*Prompt:*
Render the records from their first line through the line containing "checkbox-label[interactable]: VIC <box>155", inclusive, as a JSON list of strings with one string per line, omitting any blank lines.

»»

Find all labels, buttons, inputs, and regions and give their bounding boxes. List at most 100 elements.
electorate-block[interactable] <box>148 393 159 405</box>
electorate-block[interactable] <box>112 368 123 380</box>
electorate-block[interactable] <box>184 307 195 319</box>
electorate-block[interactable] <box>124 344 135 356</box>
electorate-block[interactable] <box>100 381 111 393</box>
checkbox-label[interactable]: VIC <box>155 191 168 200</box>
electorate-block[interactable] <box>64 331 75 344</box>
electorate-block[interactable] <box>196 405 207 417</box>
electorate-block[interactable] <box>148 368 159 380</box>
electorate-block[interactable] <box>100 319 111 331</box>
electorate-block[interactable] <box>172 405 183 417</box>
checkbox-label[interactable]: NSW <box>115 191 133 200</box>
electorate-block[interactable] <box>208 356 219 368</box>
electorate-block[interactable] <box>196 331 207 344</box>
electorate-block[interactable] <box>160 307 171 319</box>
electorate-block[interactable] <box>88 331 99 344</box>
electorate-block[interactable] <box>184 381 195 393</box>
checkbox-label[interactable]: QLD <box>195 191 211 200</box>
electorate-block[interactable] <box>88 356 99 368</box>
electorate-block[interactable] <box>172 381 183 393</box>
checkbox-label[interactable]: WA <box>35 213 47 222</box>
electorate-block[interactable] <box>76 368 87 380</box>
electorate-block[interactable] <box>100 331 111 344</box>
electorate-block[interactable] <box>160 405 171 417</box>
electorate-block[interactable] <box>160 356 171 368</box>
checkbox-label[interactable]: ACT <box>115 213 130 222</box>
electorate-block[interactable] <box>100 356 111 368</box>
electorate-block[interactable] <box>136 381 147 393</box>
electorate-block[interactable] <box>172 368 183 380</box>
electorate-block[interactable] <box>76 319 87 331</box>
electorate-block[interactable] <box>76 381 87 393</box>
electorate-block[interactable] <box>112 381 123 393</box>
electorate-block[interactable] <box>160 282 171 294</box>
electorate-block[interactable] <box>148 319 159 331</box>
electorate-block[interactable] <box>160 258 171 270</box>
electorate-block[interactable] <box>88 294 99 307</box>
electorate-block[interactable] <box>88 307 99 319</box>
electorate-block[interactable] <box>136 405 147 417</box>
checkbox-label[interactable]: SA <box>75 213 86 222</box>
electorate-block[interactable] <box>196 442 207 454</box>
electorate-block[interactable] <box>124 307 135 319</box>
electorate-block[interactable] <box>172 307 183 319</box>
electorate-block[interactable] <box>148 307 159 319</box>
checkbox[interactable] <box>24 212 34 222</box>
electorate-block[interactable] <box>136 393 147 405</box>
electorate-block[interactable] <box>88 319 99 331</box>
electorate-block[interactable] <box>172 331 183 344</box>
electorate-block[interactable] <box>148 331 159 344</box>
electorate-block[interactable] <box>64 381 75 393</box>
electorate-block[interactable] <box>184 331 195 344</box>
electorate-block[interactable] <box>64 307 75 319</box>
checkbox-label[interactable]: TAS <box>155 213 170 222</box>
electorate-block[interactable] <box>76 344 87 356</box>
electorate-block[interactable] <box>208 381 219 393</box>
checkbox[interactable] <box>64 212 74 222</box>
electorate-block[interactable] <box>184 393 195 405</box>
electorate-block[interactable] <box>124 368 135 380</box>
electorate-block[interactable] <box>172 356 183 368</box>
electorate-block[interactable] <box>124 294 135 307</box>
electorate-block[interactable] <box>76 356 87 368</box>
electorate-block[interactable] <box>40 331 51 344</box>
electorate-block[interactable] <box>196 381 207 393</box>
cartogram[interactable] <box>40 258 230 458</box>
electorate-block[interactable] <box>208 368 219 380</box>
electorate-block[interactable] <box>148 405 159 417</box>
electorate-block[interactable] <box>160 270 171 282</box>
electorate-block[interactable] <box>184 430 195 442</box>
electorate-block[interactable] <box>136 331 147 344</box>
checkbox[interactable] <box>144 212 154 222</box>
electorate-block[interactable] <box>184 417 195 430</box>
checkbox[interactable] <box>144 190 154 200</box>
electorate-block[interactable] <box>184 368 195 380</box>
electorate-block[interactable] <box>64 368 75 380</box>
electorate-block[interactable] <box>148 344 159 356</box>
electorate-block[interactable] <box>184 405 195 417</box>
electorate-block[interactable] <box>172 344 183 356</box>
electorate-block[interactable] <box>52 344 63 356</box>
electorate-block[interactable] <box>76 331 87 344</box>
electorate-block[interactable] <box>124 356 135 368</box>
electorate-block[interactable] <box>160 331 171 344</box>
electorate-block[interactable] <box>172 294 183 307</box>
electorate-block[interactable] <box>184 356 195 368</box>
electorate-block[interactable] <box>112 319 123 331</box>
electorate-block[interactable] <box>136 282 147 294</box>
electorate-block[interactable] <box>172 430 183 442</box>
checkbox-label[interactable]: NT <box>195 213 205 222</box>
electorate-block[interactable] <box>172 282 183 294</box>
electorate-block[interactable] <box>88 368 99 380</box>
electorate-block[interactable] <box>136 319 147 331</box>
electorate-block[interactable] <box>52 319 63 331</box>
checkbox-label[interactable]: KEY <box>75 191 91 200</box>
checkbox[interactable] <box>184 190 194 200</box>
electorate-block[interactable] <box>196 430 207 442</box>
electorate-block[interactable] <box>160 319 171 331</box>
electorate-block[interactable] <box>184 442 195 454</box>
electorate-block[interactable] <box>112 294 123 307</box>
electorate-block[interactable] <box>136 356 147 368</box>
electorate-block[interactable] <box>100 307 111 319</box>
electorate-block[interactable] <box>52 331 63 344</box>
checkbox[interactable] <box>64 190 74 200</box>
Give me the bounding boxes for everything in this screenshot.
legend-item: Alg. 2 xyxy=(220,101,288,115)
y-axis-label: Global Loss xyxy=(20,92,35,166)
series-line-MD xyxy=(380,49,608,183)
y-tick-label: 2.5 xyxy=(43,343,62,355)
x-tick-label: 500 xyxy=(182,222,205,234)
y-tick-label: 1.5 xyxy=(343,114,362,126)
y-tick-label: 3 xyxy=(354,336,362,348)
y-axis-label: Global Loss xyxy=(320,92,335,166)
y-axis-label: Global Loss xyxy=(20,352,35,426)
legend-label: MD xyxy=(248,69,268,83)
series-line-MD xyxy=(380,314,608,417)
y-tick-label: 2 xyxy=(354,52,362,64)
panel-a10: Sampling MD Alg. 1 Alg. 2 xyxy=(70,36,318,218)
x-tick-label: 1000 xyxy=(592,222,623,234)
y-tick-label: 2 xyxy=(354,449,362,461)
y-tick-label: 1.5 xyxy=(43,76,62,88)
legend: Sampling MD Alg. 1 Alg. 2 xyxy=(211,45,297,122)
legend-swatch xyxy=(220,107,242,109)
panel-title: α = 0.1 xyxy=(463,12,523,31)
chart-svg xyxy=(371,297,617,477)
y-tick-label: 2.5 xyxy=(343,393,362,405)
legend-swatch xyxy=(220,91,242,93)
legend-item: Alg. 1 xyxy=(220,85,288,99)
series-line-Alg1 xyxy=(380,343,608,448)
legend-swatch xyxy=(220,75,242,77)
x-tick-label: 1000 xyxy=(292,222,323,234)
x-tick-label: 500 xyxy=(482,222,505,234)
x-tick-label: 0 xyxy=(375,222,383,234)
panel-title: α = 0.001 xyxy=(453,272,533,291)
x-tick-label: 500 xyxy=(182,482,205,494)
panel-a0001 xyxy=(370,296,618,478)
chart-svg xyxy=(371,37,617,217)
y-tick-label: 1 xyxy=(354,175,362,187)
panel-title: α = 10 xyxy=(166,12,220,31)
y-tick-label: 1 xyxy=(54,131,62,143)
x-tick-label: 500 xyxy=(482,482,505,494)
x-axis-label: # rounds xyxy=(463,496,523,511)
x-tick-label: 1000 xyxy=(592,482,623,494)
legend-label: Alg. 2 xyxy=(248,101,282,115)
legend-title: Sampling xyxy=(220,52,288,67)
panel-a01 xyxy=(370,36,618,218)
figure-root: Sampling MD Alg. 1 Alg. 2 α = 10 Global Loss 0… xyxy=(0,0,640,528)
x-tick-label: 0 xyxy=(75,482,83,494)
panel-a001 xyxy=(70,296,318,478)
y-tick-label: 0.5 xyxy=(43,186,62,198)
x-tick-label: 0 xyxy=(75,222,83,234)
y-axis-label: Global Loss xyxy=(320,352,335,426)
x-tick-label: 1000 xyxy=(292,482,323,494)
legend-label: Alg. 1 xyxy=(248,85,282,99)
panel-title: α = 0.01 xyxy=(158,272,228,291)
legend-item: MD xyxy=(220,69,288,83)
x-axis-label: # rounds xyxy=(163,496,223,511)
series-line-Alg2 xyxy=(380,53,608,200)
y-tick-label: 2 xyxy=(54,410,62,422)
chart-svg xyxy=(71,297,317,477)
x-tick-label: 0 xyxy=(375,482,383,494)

««

*Written solution:*
[
  "Find all labels, buttons, inputs, and regions and give their bounding boxes. List at most 100 elements.",
  "electorate-block[interactable] <box>148 393 159 405</box>",
  "electorate-block[interactable] <box>112 368 123 380</box>",
  "electorate-block[interactable] <box>184 307 195 319</box>",
  "electorate-block[interactable] <box>124 344 135 356</box>",
  "electorate-block[interactable] <box>100 381 111 393</box>",
  "checkbox-label[interactable]: VIC <box>155 191 168 200</box>"
]